Given data =
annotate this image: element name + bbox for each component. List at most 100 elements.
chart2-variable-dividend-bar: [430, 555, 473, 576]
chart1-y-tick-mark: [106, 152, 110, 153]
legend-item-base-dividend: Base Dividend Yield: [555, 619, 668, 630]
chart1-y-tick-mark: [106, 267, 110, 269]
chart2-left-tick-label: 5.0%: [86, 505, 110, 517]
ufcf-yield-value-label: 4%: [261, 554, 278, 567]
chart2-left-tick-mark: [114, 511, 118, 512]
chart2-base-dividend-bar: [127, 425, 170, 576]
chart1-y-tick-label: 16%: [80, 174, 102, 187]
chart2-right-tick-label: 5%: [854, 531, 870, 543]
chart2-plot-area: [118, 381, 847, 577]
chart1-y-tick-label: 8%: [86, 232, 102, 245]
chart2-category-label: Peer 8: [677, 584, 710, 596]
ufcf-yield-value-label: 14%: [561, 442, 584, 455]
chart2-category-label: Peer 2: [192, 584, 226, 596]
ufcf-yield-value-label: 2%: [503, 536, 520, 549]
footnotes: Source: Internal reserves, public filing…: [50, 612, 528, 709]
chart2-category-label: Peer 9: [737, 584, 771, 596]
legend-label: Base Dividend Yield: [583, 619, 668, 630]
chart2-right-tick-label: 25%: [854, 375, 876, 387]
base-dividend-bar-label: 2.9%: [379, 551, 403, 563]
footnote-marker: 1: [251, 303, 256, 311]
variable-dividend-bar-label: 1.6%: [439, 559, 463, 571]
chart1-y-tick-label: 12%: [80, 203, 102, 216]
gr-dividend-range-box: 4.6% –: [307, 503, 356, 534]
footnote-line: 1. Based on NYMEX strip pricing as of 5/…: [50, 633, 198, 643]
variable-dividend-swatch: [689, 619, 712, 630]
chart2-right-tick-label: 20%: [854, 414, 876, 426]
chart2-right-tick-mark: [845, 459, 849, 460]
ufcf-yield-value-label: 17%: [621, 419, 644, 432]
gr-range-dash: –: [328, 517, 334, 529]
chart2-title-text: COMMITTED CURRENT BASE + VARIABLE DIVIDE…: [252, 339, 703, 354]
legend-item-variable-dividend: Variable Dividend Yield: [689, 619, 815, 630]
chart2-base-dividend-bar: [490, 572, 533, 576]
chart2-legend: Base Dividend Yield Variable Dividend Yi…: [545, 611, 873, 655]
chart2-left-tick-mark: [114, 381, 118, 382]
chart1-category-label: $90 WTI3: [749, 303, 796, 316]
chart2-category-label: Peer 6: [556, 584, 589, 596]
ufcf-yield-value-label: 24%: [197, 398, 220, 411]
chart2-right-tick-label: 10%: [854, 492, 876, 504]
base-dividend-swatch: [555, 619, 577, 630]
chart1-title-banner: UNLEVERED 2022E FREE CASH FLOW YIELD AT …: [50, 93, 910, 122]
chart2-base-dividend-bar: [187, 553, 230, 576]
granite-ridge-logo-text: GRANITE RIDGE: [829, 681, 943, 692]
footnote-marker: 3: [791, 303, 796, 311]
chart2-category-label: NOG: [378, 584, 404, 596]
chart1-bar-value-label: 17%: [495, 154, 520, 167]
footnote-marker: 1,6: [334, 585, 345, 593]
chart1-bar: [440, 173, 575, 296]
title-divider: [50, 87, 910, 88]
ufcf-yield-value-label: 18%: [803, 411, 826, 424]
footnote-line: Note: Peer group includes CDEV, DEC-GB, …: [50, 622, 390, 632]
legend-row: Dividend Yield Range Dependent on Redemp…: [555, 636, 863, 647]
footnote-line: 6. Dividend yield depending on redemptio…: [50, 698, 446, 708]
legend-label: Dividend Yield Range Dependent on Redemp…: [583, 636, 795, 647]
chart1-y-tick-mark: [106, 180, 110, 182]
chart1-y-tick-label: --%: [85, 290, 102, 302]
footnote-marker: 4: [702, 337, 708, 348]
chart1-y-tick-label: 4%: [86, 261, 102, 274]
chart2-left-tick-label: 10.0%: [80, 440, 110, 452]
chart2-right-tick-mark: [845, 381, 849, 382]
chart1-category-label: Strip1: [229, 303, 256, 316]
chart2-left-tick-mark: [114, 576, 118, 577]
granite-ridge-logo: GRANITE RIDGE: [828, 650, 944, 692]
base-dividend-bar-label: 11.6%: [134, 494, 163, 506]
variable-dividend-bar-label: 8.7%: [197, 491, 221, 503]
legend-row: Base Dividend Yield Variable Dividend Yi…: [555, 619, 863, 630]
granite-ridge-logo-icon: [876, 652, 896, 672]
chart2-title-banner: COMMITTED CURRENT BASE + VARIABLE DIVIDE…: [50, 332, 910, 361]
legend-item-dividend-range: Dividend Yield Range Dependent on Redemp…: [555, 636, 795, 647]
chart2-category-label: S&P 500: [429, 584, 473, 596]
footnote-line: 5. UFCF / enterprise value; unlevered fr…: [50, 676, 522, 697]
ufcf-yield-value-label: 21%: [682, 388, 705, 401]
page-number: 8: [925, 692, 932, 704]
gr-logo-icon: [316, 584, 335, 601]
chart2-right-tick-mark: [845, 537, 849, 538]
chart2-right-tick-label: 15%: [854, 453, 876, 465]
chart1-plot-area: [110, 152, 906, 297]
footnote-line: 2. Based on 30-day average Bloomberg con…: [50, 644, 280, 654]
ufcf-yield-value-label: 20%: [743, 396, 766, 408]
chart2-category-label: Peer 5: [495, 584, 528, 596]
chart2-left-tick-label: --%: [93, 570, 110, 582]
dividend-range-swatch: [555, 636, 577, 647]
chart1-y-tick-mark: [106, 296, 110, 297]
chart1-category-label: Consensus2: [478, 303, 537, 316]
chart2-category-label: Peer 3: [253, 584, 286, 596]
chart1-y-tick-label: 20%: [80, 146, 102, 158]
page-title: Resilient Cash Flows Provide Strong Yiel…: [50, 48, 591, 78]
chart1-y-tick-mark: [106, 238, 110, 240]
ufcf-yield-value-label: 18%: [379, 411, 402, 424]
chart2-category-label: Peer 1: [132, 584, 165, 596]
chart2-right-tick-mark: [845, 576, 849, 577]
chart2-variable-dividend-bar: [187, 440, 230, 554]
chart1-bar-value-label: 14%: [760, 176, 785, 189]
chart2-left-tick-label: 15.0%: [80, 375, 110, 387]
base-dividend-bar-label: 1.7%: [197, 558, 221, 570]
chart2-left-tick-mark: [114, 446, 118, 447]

Task brief =
Reproduce all of the material above verbatim, line for line, with no alterations.

Exercise answer =
annotate this image: element name + bbox for each component. List at most 100 elements.
chart2-variable-dividend-bar: [430, 555, 473, 576]
chart1-y-tick-mark: [106, 152, 110, 153]
legend-item-base-dividend: Base Dividend Yield: [555, 619, 668, 630]
chart1-y-tick-mark: [106, 267, 110, 269]
chart2-left-tick-label: 5.0%: [86, 505, 110, 517]
ufcf-yield-value-label: 4%: [261, 554, 278, 567]
chart2-left-tick-mark: [114, 511, 118, 512]
chart2-base-dividend-bar: [127, 425, 170, 576]
chart1-y-tick-label: 16%: [80, 174, 102, 187]
chart2-right-tick-label: 5%: [854, 531, 870, 543]
chart2-plot-area: [118, 381, 847, 577]
chart1-y-tick-label: 8%: [86, 232, 102, 245]
chart2-category-label: Peer 8: [677, 584, 710, 596]
ufcf-yield-value-label: 14%: [561, 442, 584, 455]
chart2-category-label: Peer 2: [192, 584, 226, 596]
ufcf-yield-value-label: 2%: [503, 536, 520, 549]
footnotes: Source: Internal reserves, public filing…: [50, 612, 528, 709]
chart2-category-label: Peer 9: [737, 584, 771, 596]
legend-label: Base Dividend Yield: [583, 619, 668, 630]
chart2-right-tick-label: 25%: [854, 375, 876, 387]
base-dividend-bar-label: 2.9%: [379, 551, 403, 563]
footnote-marker: 1: [251, 303, 256, 311]
variable-dividend-bar-label: 1.6%: [439, 559, 463, 571]
chart1-y-tick-label: 12%: [80, 203, 102, 216]
gr-dividend-range-box: 4.6% –: [307, 503, 356, 534]
footnote-line: 1. Based on NYMEX strip pricing as of 5/…: [50, 633, 198, 643]
variable-dividend-swatch: [689, 619, 712, 630]
chart2-right-tick-label: 20%: [854, 414, 876, 426]
chart2-right-tick-mark: [845, 459, 849, 460]
ufcf-yield-value-label: 17%: [621, 419, 644, 432]
gr-range-dash: –: [328, 517, 334, 529]
chart2-title-text: COMMITTED CURRENT BASE + VARIABLE DIVIDE…: [252, 339, 703, 354]
legend-item-variable-dividend: Variable Dividend Yield: [689, 619, 815, 630]
chart2-base-dividend-bar: [490, 572, 533, 576]
chart2-legend: Base Dividend Yield Variable Dividend Yi…: [545, 611, 873, 655]
chart2-left-tick-mark: [114, 381, 118, 382]
chart1-category-label: $90 WTI3: [749, 303, 796, 316]
chart2-category-label: Peer 6: [556, 584, 589, 596]
ufcf-yield-value-label: 24%: [197, 398, 220, 411]
chart2-right-tick-label: 10%: [854, 492, 876, 504]
base-dividend-swatch: [555, 619, 577, 630]
chart1-title-banner: UNLEVERED 2022E FREE CASH FLOW YIELD AT …: [50, 93, 910, 122]
chart2-base-dividend-bar: [187, 553, 230, 576]
granite-ridge-logo-text: GRANITE RIDGE: [829, 681, 943, 692]
footnote-marker: 3: [791, 303, 796, 311]
chart2-category-label: NOG: [378, 584, 404, 596]
chart1-bar-value-label: 17%: [495, 154, 520, 167]
footnote-marker: 1,6: [334, 585, 345, 593]
chart1-bar: [440, 173, 575, 296]
title-divider: [50, 87, 910, 88]
ufcf-yield-value-label: 18%: [803, 411, 826, 424]
footnote-line: Note: Peer group includes CDEV, DEC-GB, …: [50, 622, 390, 632]
legend-row: Dividend Yield Range Dependent on Redemp…: [555, 636, 863, 647]
footnote-line: 6. Dividend yield depending on redemptio…: [50, 698, 446, 708]
legend-label: Dividend Yield Range Dependent on Redemp…: [583, 636, 795, 647]
chart1-y-tick-mark: [106, 180, 110, 182]
chart1-y-tick-label: --%: [85, 290, 102, 302]
footnote-marker: 4: [702, 337, 708, 348]
chart1-y-tick-label: 4%: [86, 261, 102, 274]
chart2-left-tick-label: 10.0%: [80, 440, 110, 452]
chart2-right-tick-mark: [845, 381, 849, 382]
chart1-category-label: Strip1: [229, 303, 256, 316]
chart2-left-tick-mark: [114, 576, 118, 577]
granite-ridge-logo: GRANITE RIDGE: [828, 650, 944, 692]
base-dividend-bar-label: 11.6%: [134, 494, 163, 506]
variable-dividend-bar-label: 8.7%: [197, 491, 221, 503]
legend-row: Base Dividend Yield Variable Dividend Yi…: [555, 619, 863, 630]
granite-ridge-logo-icon: [876, 652, 896, 672]
chart2-title-banner: COMMITTED CURRENT BASE + VARIABLE DIVIDE…: [50, 332, 910, 361]
legend-item-dividend-range: Dividend Yield Range Dependent on Redemp…: [555, 636, 795, 647]
chart2-category-label: S&P 500: [429, 584, 473, 596]
footnote-line: 5. UFCF / enterprise value; unlevered fr…: [50, 676, 522, 697]
ufcf-yield-value-label: 21%: [682, 388, 705, 401]
page-number: 8: [925, 692, 932, 704]
gr-logo-icon: [316, 584, 335, 601]
chart2-right-tick-mark: [845, 537, 849, 538]
chart2-right-tick-label: 15%: [854, 453, 876, 465]
chart1-plot-area: [110, 152, 906, 297]
footnote-line: 2. Based on 30-day average Bloomberg con…: [50, 644, 280, 654]
ufcf-yield-value-label: 20%: [743, 396, 766, 408]
chart2-category-label: Peer 5: [495, 584, 528, 596]
chart2-left-tick-label: --%: [93, 570, 110, 582]
dividend-range-swatch: [555, 636, 577, 647]
chart1-y-tick-mark: [106, 296, 110, 297]
chart1-category-label: Consensus2: [478, 303, 537, 316]
chart2-category-label: Peer 3: [253, 584, 286, 596]
chart1-y-tick-label: 20%: [80, 146, 102, 158]
page-title: Resilient Cash Flows Provide Strong Yiel…: [50, 48, 591, 78]
chart1-y-tick-mark: [106, 238, 110, 240]
ufcf-yield-value-label: 18%: [379, 411, 402, 424]
chart2-category-label: Peer 1: [132, 584, 165, 596]
chart2-right-tick-mark: [845, 576, 849, 577]
chart2-variable-dividend-bar: [187, 440, 230, 554]
chart1-bar-value-label: 14%: [760, 176, 785, 189]
chart2-left-tick-label: 15.0%: [80, 375, 110, 387]
base-dividend-bar-label: 1.7%: [197, 558, 221, 570]
chart2-left-tick-mark: [114, 446, 118, 447]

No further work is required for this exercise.